EXTRACTED INFORMATION:
□ □ □

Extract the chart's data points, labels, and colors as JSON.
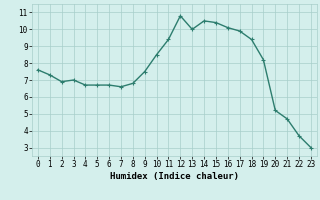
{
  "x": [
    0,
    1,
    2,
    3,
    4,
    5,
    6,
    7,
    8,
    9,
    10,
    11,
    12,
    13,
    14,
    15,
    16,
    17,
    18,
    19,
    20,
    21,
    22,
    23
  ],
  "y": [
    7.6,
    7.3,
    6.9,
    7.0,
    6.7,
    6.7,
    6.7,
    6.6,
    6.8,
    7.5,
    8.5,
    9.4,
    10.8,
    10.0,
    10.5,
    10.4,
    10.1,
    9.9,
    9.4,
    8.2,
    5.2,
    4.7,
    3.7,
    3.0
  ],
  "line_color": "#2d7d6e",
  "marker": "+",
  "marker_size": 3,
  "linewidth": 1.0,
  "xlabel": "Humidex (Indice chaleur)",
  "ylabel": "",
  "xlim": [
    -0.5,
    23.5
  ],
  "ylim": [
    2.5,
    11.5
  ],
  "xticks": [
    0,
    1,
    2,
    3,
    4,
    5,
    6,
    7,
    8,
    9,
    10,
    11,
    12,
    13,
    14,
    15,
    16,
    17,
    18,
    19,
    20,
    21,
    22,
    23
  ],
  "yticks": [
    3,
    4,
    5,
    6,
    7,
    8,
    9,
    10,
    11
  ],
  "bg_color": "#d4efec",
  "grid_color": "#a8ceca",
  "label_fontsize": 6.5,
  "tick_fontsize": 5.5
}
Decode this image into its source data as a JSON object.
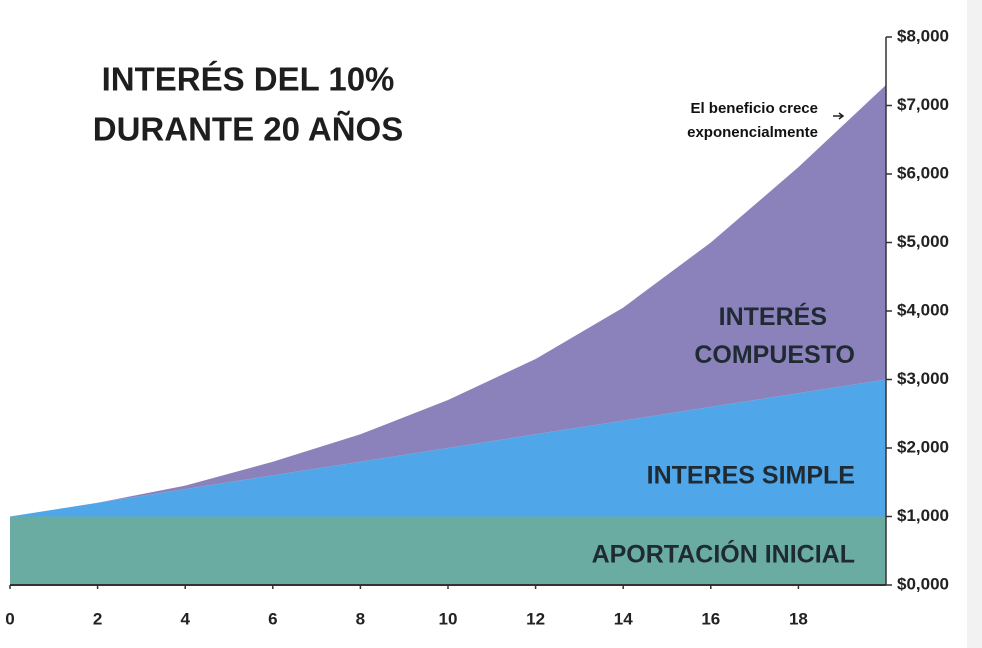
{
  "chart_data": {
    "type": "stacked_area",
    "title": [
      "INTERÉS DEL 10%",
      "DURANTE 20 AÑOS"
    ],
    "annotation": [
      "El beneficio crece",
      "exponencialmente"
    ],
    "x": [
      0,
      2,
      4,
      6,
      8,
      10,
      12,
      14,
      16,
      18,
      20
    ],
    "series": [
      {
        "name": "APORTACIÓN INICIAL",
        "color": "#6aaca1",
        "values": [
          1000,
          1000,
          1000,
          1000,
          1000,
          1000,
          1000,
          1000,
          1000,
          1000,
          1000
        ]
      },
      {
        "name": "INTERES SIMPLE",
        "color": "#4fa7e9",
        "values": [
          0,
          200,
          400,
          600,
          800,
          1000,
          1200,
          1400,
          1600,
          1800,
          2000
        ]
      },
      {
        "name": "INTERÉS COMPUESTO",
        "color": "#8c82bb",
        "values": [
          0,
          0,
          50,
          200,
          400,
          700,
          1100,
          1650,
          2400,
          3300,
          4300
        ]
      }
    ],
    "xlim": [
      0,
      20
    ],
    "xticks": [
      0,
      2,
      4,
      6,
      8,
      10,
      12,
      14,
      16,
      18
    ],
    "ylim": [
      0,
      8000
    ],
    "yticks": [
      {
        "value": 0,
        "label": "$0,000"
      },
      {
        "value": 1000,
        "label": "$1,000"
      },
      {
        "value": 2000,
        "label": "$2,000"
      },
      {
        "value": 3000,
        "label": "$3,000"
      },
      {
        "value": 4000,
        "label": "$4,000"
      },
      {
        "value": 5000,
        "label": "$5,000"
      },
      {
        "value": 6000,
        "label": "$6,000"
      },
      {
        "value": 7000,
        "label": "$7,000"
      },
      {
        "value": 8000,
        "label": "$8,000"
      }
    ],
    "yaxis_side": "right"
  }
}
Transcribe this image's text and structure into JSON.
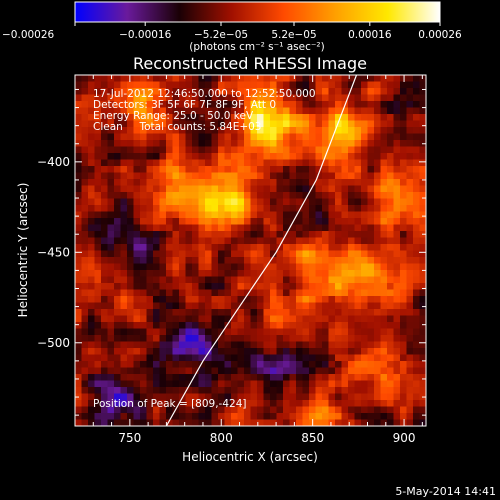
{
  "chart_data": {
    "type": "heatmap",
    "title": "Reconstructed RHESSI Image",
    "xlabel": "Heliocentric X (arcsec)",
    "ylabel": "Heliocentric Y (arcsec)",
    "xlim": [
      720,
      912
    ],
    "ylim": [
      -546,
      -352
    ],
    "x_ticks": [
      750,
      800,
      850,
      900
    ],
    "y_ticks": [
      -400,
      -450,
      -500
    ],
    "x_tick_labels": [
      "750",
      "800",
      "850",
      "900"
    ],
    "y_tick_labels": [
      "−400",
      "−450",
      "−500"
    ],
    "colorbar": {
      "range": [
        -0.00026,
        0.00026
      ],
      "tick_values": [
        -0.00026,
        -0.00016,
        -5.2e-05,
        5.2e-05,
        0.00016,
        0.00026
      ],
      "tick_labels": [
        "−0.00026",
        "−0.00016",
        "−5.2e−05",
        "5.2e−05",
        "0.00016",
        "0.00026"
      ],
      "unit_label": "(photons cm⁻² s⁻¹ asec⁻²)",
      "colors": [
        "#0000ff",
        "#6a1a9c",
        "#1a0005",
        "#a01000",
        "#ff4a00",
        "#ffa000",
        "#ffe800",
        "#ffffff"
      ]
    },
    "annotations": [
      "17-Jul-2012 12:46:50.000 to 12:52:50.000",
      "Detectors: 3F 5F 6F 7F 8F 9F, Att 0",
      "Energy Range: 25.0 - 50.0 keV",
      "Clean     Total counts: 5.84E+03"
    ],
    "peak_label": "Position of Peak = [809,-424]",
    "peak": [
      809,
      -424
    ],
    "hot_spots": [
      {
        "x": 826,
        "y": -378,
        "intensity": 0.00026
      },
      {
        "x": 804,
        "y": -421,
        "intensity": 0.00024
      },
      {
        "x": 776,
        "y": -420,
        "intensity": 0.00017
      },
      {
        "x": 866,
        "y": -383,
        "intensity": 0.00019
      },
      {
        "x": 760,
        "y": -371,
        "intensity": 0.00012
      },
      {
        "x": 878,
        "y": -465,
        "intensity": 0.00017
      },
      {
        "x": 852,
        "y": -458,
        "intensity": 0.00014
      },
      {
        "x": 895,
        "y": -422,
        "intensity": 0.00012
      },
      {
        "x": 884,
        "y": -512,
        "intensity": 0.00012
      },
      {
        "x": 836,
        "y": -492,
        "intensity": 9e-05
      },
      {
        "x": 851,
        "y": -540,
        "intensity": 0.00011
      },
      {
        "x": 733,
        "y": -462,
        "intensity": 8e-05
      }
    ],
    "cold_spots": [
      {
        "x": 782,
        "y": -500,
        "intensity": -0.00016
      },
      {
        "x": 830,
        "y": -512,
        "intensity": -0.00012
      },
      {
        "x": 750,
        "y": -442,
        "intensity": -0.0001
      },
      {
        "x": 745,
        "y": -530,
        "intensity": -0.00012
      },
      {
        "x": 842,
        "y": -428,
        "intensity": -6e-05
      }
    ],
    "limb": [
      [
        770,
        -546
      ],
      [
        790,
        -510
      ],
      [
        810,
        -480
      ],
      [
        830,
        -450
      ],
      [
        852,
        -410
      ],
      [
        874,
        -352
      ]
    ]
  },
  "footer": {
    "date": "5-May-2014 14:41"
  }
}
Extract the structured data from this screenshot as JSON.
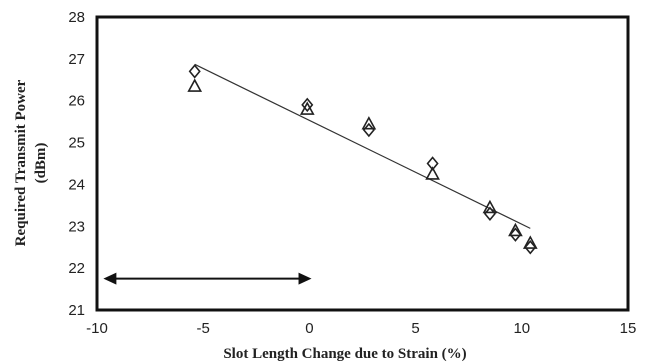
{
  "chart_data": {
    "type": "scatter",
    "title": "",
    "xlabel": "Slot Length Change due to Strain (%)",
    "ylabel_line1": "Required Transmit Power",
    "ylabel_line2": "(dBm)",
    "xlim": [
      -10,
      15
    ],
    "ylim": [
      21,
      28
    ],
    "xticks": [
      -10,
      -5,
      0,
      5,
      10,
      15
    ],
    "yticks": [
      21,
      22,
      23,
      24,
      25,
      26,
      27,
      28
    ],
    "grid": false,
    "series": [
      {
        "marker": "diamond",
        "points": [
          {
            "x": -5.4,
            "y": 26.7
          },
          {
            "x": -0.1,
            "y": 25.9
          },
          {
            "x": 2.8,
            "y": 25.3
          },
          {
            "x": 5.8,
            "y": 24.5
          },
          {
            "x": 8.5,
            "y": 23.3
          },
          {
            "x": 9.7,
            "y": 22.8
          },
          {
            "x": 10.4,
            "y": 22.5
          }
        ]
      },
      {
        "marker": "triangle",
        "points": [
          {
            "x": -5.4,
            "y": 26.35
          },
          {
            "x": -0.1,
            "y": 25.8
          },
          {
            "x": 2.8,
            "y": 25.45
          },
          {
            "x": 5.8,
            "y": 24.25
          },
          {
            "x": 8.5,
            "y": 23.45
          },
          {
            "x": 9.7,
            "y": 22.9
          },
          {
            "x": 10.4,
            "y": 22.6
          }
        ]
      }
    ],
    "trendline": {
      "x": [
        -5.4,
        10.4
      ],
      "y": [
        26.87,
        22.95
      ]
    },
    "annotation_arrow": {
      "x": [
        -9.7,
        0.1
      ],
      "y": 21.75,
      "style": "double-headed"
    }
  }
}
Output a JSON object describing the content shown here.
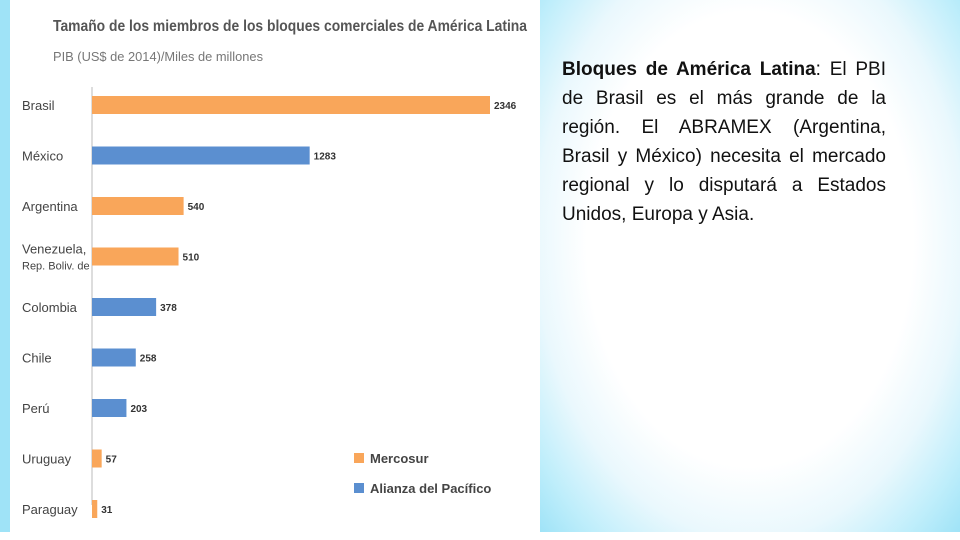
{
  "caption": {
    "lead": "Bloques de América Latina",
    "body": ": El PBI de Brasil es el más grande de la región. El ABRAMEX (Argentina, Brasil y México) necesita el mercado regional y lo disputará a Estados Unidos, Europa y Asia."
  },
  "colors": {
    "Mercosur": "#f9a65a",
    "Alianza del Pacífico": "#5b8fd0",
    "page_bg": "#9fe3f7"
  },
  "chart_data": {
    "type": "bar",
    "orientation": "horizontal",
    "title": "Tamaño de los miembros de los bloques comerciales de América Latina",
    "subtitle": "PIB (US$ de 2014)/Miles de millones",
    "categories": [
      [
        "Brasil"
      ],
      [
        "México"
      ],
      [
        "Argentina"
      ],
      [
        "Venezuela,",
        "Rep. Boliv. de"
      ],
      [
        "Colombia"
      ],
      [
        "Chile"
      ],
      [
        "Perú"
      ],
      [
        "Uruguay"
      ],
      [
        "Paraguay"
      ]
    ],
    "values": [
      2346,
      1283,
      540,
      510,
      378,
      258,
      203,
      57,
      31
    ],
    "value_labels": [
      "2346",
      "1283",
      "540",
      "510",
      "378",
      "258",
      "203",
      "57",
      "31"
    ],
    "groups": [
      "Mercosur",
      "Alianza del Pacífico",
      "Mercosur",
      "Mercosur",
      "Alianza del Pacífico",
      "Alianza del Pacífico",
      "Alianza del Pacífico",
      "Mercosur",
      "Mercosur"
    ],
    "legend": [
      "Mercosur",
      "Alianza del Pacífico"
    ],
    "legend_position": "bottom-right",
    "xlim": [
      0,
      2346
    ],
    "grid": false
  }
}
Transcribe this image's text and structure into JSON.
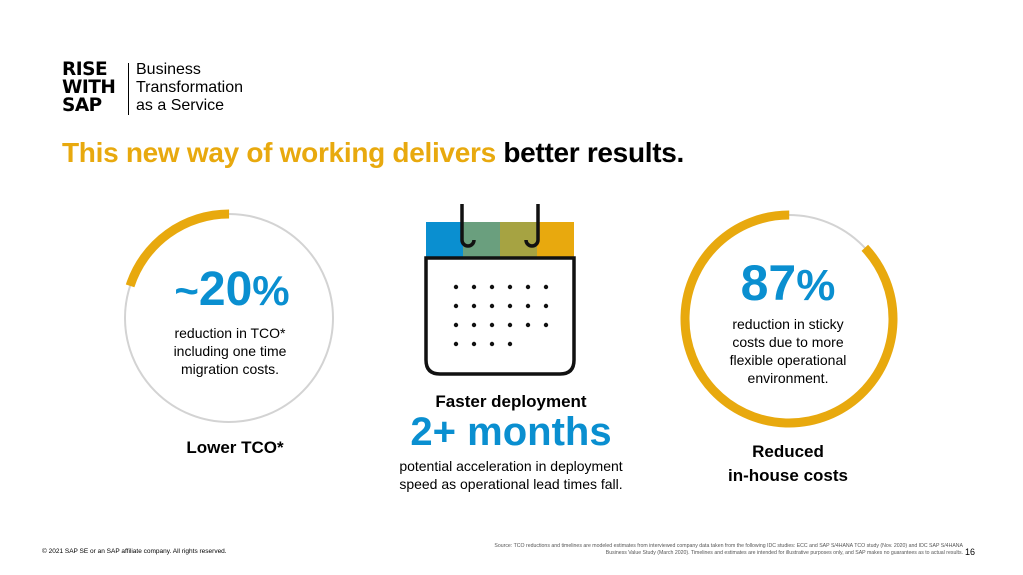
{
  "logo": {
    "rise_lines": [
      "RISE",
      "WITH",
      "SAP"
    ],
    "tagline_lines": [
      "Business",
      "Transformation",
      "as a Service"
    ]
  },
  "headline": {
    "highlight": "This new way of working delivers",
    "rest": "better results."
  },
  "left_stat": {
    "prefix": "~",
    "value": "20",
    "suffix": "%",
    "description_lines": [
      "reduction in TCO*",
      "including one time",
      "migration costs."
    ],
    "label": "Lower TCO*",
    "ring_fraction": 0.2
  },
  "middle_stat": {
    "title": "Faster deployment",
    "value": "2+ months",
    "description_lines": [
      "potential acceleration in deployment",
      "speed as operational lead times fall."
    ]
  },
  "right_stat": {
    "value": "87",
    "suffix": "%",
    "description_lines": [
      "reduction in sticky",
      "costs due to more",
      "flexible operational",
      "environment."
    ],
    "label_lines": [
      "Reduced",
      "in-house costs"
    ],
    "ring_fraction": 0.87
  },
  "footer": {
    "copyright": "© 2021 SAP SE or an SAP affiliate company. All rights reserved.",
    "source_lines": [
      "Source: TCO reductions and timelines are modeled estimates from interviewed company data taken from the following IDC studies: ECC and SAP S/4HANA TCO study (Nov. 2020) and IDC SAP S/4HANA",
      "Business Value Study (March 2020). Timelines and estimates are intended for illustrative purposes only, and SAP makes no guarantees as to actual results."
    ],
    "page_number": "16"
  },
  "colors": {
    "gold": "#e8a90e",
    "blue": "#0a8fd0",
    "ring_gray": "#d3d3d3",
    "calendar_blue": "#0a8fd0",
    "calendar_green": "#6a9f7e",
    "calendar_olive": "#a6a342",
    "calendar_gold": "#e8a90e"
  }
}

□ □ □

EXERCISE TASK:
Identify the lines in the entries that hold "operational" and return each one.

THE SOLUTION:
      "speed as operational lead times fall."
      "flexible operational",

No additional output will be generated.